Available records ▸
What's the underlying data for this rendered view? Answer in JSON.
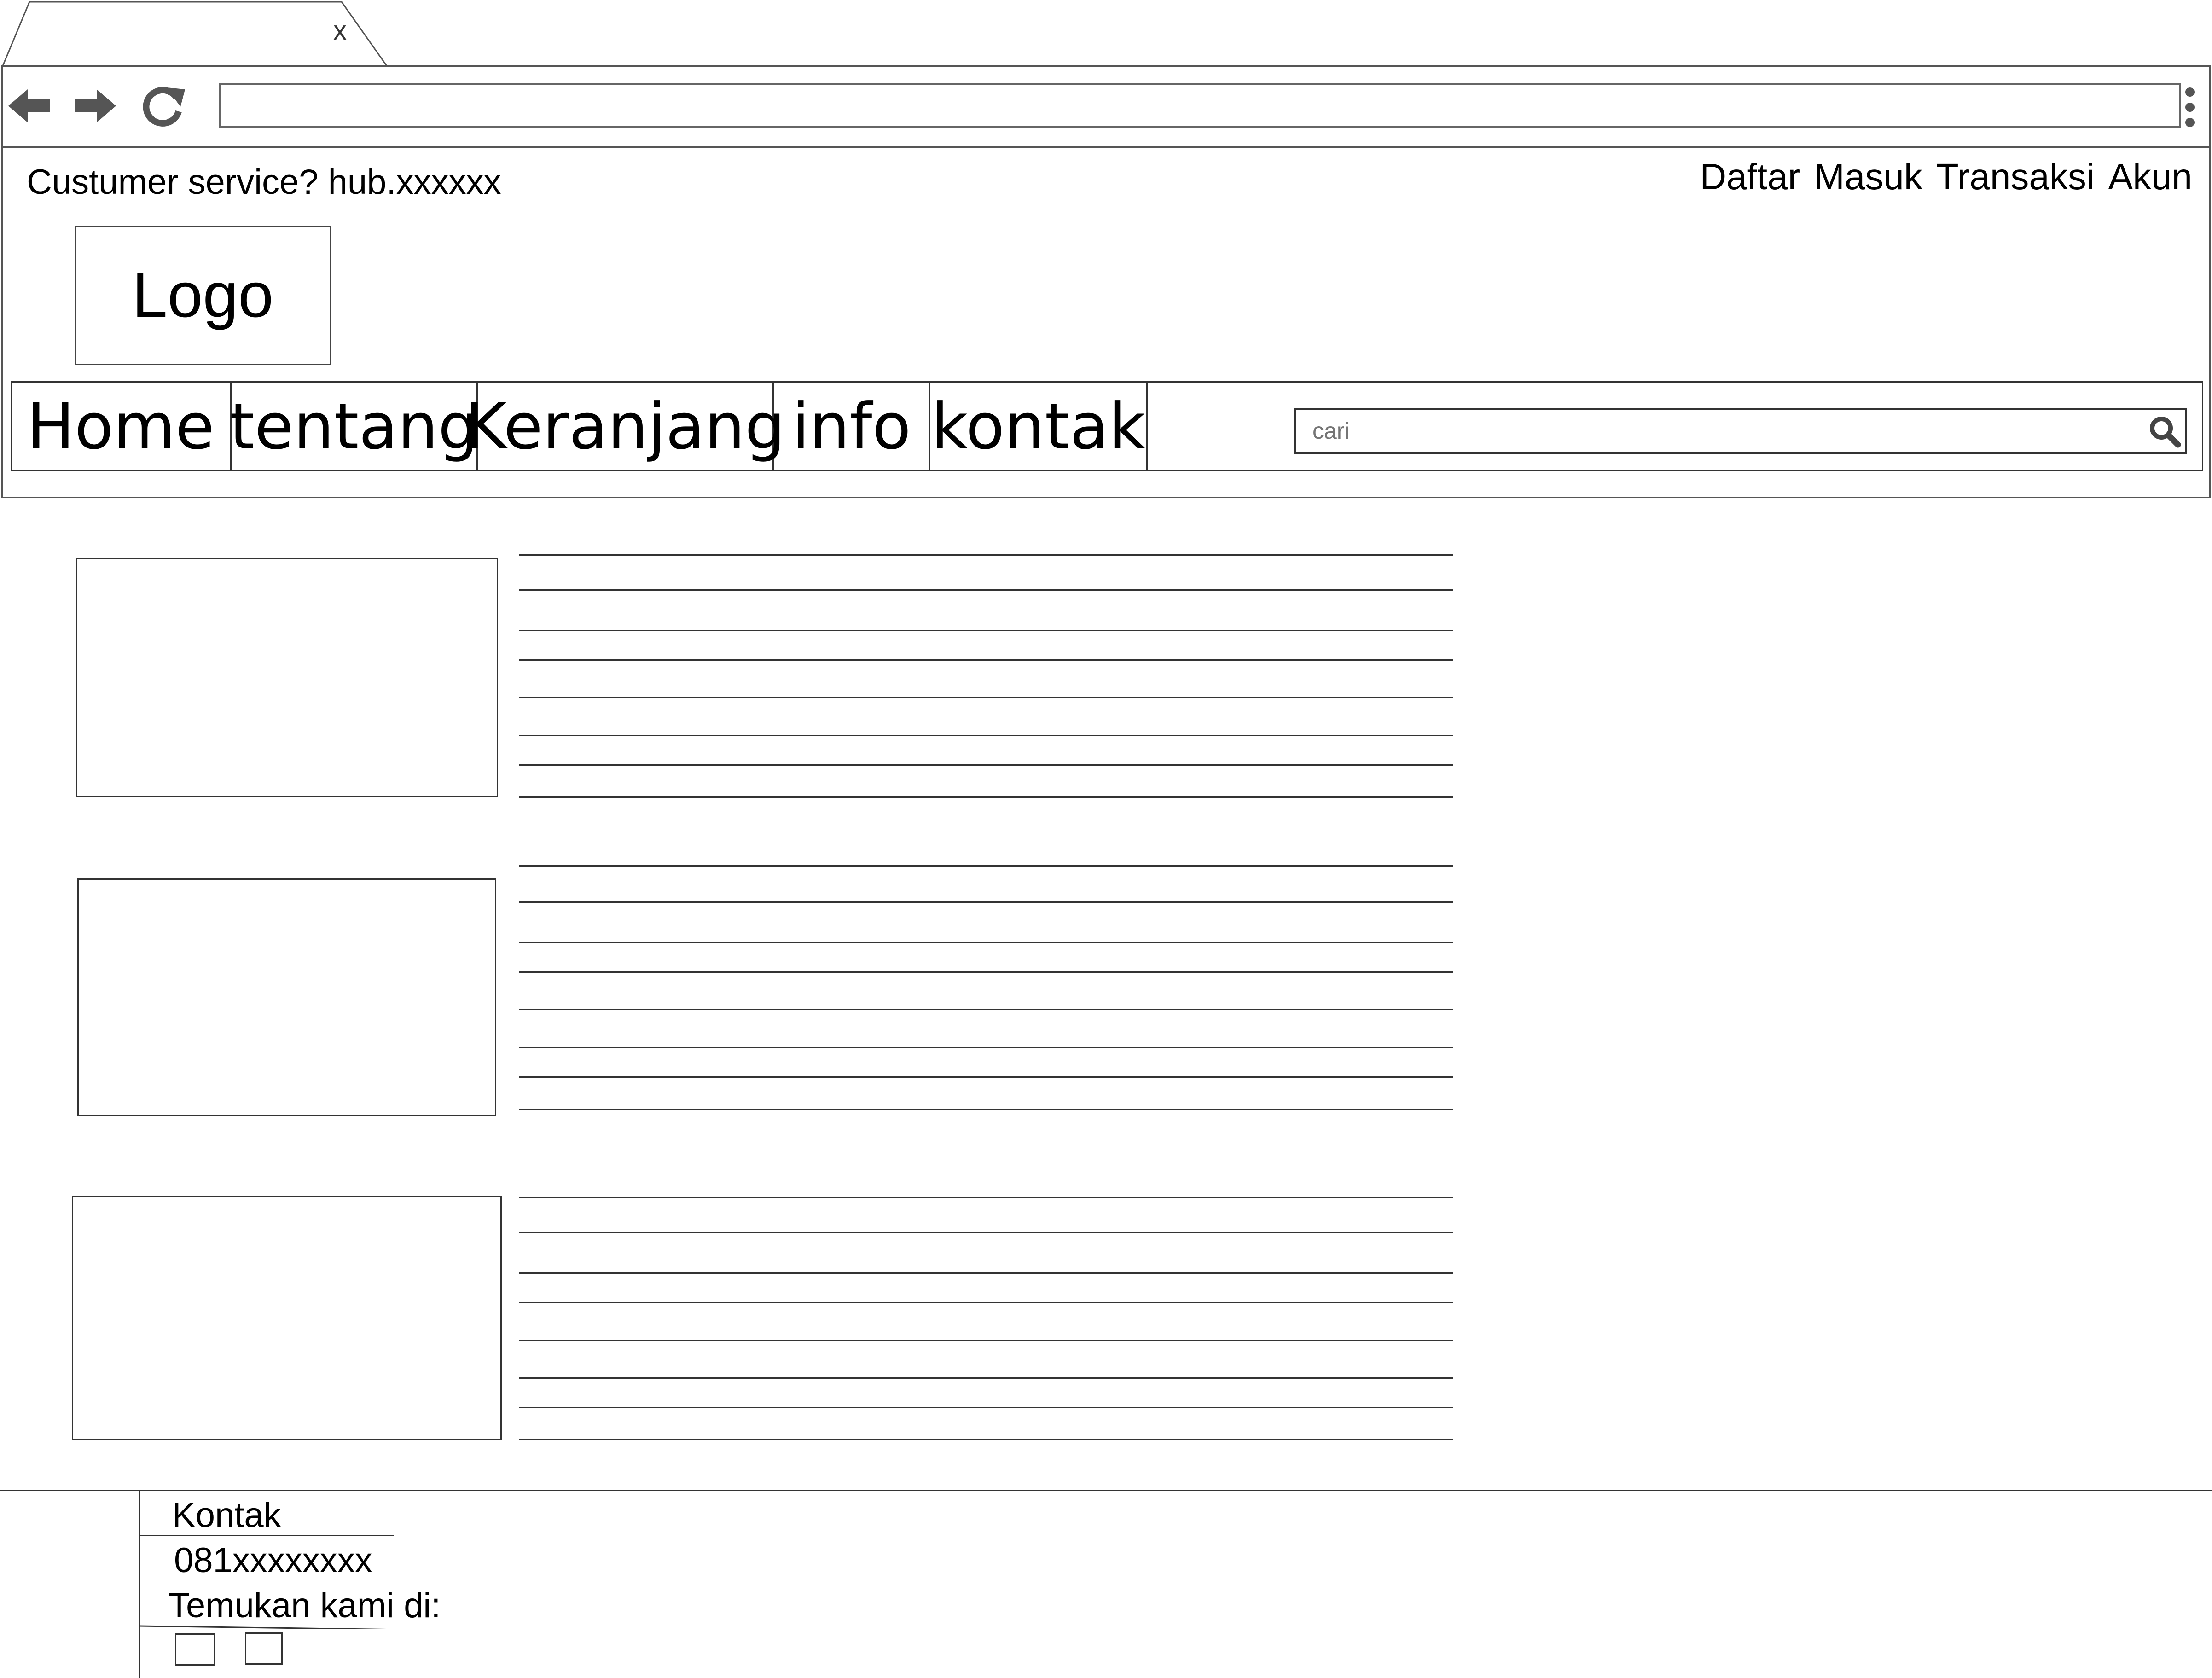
{
  "browser": {
    "tab_close": "x",
    "address": ""
  },
  "header": {
    "customer_service": "Custumer service? hub.xxxxxx",
    "links": [
      "Daftar",
      "Masuk",
      "Transaksi",
      "Akun"
    ],
    "logo": "Logo"
  },
  "nav": {
    "items": [
      "Home",
      "tentang",
      "Keranjang",
      "info",
      "kontak"
    ],
    "search_placeholder": "cari"
  },
  "content": {
    "articles": [
      {
        "lines": 8
      },
      {
        "lines": 8
      },
      {
        "lines": 8
      }
    ]
  },
  "footer": {
    "heading": "Kontak",
    "phone": "081xxxxxxxx",
    "find_us": "Temukan kami di:"
  },
  "icons": {
    "back": "arrow-left-icon",
    "forward": "arrow-right-icon",
    "reload": "reload-icon",
    "menu": "kebab-menu-icon",
    "search": "search-icon"
  }
}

To be done ▸ Provide only the count of lines in the material above that hold the word "arrow".

Completed exercise ▸ 2